[Records from a dataset]
========================
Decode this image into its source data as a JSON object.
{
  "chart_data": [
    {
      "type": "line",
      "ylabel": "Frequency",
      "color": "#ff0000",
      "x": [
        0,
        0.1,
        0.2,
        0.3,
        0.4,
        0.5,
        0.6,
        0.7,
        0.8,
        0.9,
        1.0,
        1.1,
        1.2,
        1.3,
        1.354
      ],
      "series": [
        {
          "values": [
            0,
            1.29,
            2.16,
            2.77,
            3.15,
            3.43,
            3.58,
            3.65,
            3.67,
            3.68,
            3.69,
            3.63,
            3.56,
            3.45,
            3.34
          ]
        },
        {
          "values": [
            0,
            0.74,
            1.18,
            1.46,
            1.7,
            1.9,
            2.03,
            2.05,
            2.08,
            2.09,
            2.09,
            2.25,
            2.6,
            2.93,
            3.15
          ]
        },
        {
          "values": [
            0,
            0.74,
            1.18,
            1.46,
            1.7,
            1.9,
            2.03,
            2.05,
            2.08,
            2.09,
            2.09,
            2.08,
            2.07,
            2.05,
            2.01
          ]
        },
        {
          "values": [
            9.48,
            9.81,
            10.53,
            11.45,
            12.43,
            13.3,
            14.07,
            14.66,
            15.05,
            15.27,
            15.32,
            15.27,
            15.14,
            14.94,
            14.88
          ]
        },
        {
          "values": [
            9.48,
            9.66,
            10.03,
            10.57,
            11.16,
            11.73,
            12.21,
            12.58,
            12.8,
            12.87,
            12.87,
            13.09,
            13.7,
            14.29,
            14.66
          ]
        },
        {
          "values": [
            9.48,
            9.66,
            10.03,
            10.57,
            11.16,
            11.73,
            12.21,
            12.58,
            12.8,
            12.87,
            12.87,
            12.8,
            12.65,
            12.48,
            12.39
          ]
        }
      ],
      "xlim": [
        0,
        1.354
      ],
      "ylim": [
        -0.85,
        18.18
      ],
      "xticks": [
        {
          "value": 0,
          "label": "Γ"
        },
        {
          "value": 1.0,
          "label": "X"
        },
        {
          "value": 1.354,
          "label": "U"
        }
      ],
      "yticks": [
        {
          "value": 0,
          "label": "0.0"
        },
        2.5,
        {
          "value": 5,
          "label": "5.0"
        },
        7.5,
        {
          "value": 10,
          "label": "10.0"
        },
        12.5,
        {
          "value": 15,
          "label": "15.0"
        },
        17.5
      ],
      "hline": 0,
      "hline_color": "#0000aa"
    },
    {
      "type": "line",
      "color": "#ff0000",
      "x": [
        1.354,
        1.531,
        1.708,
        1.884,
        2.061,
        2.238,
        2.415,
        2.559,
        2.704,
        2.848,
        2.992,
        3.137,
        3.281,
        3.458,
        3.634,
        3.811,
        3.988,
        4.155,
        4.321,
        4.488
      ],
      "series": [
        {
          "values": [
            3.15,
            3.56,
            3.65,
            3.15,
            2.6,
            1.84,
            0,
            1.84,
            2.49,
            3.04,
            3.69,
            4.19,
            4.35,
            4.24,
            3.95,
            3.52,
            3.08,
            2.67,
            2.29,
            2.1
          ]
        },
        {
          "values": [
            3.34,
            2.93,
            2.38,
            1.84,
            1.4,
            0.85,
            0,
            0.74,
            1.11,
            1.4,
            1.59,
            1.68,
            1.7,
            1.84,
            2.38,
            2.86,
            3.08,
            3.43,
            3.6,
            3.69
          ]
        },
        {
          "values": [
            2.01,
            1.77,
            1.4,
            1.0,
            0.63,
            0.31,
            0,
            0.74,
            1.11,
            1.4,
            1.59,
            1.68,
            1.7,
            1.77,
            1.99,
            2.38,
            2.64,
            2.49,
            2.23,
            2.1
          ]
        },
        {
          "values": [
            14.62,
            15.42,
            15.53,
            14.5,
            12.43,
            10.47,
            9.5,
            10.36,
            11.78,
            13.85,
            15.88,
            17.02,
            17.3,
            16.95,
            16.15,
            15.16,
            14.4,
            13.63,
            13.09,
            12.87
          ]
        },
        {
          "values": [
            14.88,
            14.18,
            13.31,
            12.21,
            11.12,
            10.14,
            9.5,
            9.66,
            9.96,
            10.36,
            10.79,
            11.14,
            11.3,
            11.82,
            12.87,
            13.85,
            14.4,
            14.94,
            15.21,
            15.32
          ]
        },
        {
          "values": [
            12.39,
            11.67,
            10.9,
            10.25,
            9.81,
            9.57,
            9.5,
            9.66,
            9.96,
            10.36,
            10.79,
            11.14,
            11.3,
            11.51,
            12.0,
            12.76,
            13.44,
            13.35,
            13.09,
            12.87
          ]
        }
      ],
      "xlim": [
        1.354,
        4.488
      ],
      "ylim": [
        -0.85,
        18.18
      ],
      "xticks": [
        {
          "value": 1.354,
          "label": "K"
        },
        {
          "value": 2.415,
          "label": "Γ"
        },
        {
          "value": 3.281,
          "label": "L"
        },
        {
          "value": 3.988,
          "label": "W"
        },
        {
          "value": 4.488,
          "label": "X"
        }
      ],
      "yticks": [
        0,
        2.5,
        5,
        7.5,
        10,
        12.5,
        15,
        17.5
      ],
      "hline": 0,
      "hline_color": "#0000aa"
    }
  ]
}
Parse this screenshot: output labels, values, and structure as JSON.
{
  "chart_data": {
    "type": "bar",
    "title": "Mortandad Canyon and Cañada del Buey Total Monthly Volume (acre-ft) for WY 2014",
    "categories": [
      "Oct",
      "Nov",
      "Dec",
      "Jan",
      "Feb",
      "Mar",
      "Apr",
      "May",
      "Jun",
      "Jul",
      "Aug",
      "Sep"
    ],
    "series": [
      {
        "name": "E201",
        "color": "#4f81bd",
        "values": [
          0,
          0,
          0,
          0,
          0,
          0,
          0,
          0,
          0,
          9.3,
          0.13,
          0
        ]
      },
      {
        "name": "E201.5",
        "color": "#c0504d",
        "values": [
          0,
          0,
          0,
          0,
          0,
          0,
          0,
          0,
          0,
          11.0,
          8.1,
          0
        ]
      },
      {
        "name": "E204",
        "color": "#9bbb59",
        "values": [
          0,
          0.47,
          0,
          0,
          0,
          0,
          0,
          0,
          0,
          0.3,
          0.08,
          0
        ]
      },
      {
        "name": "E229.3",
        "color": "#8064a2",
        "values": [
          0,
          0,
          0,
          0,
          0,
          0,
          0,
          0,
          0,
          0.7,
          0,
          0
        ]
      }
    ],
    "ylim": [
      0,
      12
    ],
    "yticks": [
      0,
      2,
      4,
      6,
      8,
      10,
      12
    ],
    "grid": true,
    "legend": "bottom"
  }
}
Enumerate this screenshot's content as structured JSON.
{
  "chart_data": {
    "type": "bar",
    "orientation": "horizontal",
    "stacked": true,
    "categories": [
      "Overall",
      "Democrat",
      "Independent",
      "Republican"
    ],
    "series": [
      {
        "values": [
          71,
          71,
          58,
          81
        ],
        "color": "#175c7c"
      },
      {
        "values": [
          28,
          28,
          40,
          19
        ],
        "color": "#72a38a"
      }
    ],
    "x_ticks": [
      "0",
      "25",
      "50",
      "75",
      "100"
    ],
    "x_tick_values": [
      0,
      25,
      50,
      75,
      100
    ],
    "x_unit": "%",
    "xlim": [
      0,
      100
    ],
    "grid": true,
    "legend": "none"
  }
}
========================
What to work on - Starting with the line that contains "Enumerate this screenshot's", print each line through the last one in the listing. Include both end lines and add nothing.

Result of the exercise -
Enumerate this screenshot's content as structured JSON.
{
  "chart_data": {
    "type": "bar",
    "orientation": "horizontal",
    "stacked": true,
    "categories": [
      "Overall",
      "Democrat",
      "Independent",
      "Republican"
    ],
    "series": [
      {
        "values": [
          71,
          71,
          58,
          81
        ],
        "color": "#175c7c"
      },
      {
        "values": [
          28,
          28,
          40,
          19
        ],
        "color": "#72a38a"
      }
    ],
    "x_ticks": [
      "0",
      "25",
      "50",
      "75",
      "100"
    ],
    "x_tick_values": [
      0,
      25,
      50,
      75,
      100
    ],
    "x_unit": "%",
    "xlim": [
      0,
      100
    ],
    "grid": true,
    "legend": "none"
  }
}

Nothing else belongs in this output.